## Instructions for the task:
Tally the lines in the listing below that contain "quia" and report the tally alone.

## Entries:
........
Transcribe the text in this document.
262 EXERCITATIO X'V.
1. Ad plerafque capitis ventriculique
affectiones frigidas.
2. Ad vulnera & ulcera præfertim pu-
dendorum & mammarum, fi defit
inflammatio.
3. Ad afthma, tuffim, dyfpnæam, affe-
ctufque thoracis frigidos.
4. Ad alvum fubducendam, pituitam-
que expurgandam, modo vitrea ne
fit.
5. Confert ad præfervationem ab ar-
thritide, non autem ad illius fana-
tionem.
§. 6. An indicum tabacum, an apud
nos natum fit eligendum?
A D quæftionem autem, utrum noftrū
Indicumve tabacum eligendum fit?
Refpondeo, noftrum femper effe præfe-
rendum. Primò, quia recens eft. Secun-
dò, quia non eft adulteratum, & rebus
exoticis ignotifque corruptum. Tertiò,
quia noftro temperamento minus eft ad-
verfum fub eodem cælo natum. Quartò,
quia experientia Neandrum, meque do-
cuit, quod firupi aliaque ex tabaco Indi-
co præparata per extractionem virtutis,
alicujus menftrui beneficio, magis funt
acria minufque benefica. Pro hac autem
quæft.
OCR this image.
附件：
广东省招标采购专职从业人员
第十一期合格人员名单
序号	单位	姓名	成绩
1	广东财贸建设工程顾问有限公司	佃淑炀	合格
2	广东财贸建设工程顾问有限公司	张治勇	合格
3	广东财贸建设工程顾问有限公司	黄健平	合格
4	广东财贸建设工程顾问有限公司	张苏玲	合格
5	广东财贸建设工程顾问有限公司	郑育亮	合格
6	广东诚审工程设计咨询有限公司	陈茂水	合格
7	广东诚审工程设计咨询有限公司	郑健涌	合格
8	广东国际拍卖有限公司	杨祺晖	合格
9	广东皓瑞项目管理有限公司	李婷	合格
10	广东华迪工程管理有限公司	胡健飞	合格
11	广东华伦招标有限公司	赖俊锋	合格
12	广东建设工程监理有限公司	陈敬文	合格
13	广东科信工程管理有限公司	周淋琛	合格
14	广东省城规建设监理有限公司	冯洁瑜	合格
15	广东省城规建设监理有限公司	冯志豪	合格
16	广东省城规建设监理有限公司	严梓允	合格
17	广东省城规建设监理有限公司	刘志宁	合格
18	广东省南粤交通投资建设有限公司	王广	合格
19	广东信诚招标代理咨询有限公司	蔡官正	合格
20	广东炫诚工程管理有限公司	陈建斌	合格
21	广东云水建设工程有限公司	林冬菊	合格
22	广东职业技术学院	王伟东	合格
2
........
## The solution:
4